[Stored entries]
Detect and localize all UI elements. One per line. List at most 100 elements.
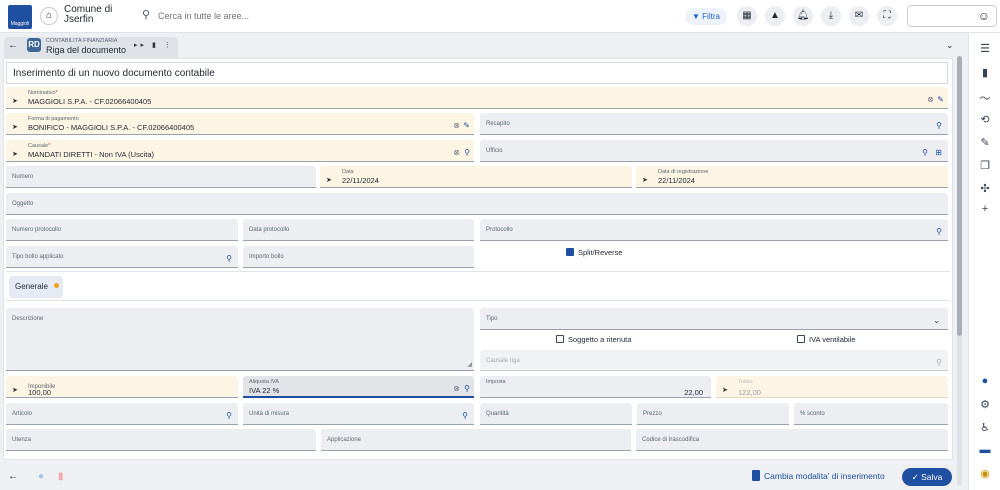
clear-icon[interactable]: ⊗	[453, 384, 460, 393]
resize-handle-icon[interactable]: ◢	[467, 361, 472, 368]
numero-protocollo-field[interactable]: Numero protocollo	[6, 219, 238, 241]
tipo-label: Tipo	[486, 316, 498, 322]
copy-icon[interactable]: ❐	[969, 159, 1000, 172]
edit-pencil-icon[interactable]: ✎	[463, 121, 470, 130]
global-search-input[interactable]	[158, 8, 538, 24]
checkbox-empty-icon	[556, 335, 564, 343]
tipo-bollo-field[interactable]: Tipo bollo applicato ⚲	[6, 246, 238, 268]
municipality-name[interactable]: Comune di Jserfin	[64, 5, 112, 25]
apps-grid-icon[interactable]: ▦	[737, 6, 757, 26]
iva-ventilabile-checkbox[interactable]: IVA ventilabile	[797, 335, 856, 344]
chat-icon[interactable]: ▬	[969, 444, 1000, 456]
hierarchy-icon[interactable]: ⊞	[935, 148, 942, 157]
utenza-field[interactable]: Utenza	[6, 429, 316, 451]
articolo-label: Articolo	[12, 411, 33, 417]
search-icon[interactable]: ⚲	[226, 411, 232, 420]
form-title: Inserimento di un nuovo documento contab…	[13, 68, 215, 79]
download-icon[interactable]: ⤓	[821, 6, 841, 26]
tipo-select[interactable]: Tipo ⌄	[480, 308, 948, 330]
clear-icon[interactable]: ⊗	[453, 148, 460, 157]
nominativo-field[interactable]: ➤ Nominativo* MAGGIOLI S.P.A. - CF.02066…	[6, 87, 948, 109]
history-icon[interactable]: ⟲	[969, 113, 1000, 126]
search-icon[interactable]: ⚲	[936, 121, 942, 130]
unita-misura-field[interactable]: Unità di misura ⚲	[243, 403, 474, 425]
search-icon[interactable]: ⚲	[226, 254, 232, 263]
maggioli-logo[interactable]: Maggioli	[8, 5, 32, 29]
descrizione-field[interactable]: Descrizione ◢	[6, 308, 474, 371]
recapito-field[interactable]: Recapito ⚲	[480, 113, 948, 135]
causale-value: MANDATI DIRETTI - Non IVA (Uscita)	[28, 150, 154, 159]
required-arrow-icon: ➤	[12, 124, 18, 131]
soggetto-ritenuta-checkbox[interactable]: Soggetto a ritenuta	[556, 335, 631, 344]
main-scrollbar[interactable]	[957, 56, 962, 486]
applicazione-field[interactable]: Applicazione	[321, 429, 631, 451]
back-arrow-icon[interactable]: ←	[8, 471, 18, 482]
add-icon[interactable]: +	[969, 203, 1000, 215]
back-arrow-icon[interactable]: ←	[8, 40, 18, 51]
bookmark-icon[interactable]: ▮	[969, 66, 1000, 79]
scrollbar-thumb[interactable]	[957, 56, 962, 336]
chevron-down-icon[interactable]: ⌄	[946, 40, 954, 51]
split-reverse-checkbox[interactable]: Split/Reverse	[566, 248, 623, 257]
data-label: Data	[342, 169, 354, 175]
imponibile-value: 100,00	[28, 388, 51, 397]
data-registrazione-field[interactable]: ➤ Data di registrazione 22/11/2024	[636, 166, 948, 188]
data-protocollo-field[interactable]: Data protocollo	[243, 219, 474, 241]
imposta-field[interactable]: Imposta 22,00	[480, 376, 711, 398]
recapito-label: Recapito	[486, 121, 510, 127]
imponibile-field[interactable]: ➤ Imponibile 100,00	[6, 376, 238, 398]
filter-button[interactable]: ▼ Filtra	[685, 8, 727, 25]
importo-bollo-field[interactable]: Importo bollo	[243, 246, 474, 268]
imposta-label: Imposta	[486, 379, 506, 385]
fullscreen-icon[interactable]: ⛶	[877, 6, 897, 26]
search-icon[interactable]: ⚲	[462, 411, 468, 420]
user-menu[interactable]: ☺	[907, 5, 997, 27]
switch-mode-button[interactable]: Cambia modalita' di inserimento	[752, 470, 885, 481]
bell-icon[interactable]: 🔔︎	[793, 6, 813, 26]
protocollo-field[interactable]: Protocollo ⚲	[480, 219, 948, 241]
required-arrow-icon: ➤	[326, 177, 332, 184]
wrench-icon[interactable]: ✎	[969, 136, 1000, 149]
mail-icon[interactable]: ✉	[849, 6, 869, 26]
aliquota-iva-field[interactable]: Aliquota IVA IVA 22 % ⊗ ⚲	[243, 376, 474, 398]
tab-actions-icon[interactable]: ▸▸ ▮ ⋮	[134, 41, 174, 49]
switch-mode-label: Cambia modalita' di inserimento	[764, 471, 885, 481]
trend-icon[interactable]: 〜	[969, 90, 1000, 106]
search-icon[interactable]: ⚲	[464, 384, 470, 393]
prezzo-field[interactable]: Prezzo	[637, 403, 789, 425]
search-icon[interactable]: ⚲	[936, 227, 942, 236]
nominativo-value: MAGGIOLI S.P.A. - CF.02066400405	[28, 97, 152, 106]
articolo-field[interactable]: Articolo ⚲	[6, 403, 238, 425]
oggetto-field[interactable]: Oggetto	[6, 193, 948, 215]
help-lifebuoy-icon[interactable]: ◉	[969, 467, 1000, 480]
causale-field[interactable]: ➤ Causale* MANDATI DIRETTI - Non IVA (Us…	[6, 140, 474, 162]
location-pin-icon[interactable]: ●	[969, 375, 1000, 387]
save-button[interactable]: ✓ Salva	[902, 468, 952, 486]
list-icon[interactable]: ☰	[969, 42, 1000, 55]
tab-generale[interactable]: Generale	[9, 276, 63, 298]
municipality-icon[interactable]: ⌂	[40, 7, 58, 25]
accessibility-icon[interactable]: ♿︎	[969, 421, 1000, 434]
quantita-field[interactable]: Quantità	[480, 403, 632, 425]
required-arrow-icon: ➤	[642, 177, 648, 184]
numero-field[interactable]: Numero	[6, 166, 316, 188]
causale-label: Causale*	[28, 143, 51, 149]
network-icon[interactable]: ✣	[969, 182, 1000, 195]
forma-pagamento-field[interactable]: ➤ Forma di pagamento BONIFICO - MAGGIOLI…	[6, 113, 474, 135]
alert-triangle-icon[interactable]: ▲	[765, 6, 785, 26]
importo-bollo-label: Importo bollo	[249, 254, 284, 260]
data-value: 22/11/2024	[342, 176, 379, 185]
settings-gear-icon[interactable]: ⚙	[969, 398, 1000, 411]
search-icon[interactable]: ⚲	[464, 148, 470, 157]
search-icon[interactable]: ⚲	[922, 148, 928, 157]
ufficio-field[interactable]: Ufficio ⚲ ⊞	[480, 140, 948, 162]
edit-pencil-icon[interactable]: ✎	[937, 95, 944, 104]
check-icon: ✓	[911, 472, 919, 482]
data-field[interactable]: ➤ Data 22/11/2024	[320, 166, 632, 188]
clear-icon[interactable]: ⊗	[927, 95, 934, 104]
clear-icon[interactable]: ⊗	[453, 121, 460, 130]
sconto-field[interactable]: % sconto	[794, 403, 948, 425]
forma-pagamento-label: Forma di pagamento	[28, 116, 79, 122]
codice-trascodifica-field[interactable]: Codice di trascodifica	[636, 429, 948, 451]
breadcrumb: ← RD CONTABILITÀ FINANZIARIA Riga del do…	[0, 34, 966, 58]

To be done: Pull out each row above that contains the string "municipality", and copy every such row in full.

Response:
municipality-name[interactable]: Comune di Jserfin	[64, 5, 112, 25]
municipality-icon[interactable]: ⌂	[40, 7, 58, 25]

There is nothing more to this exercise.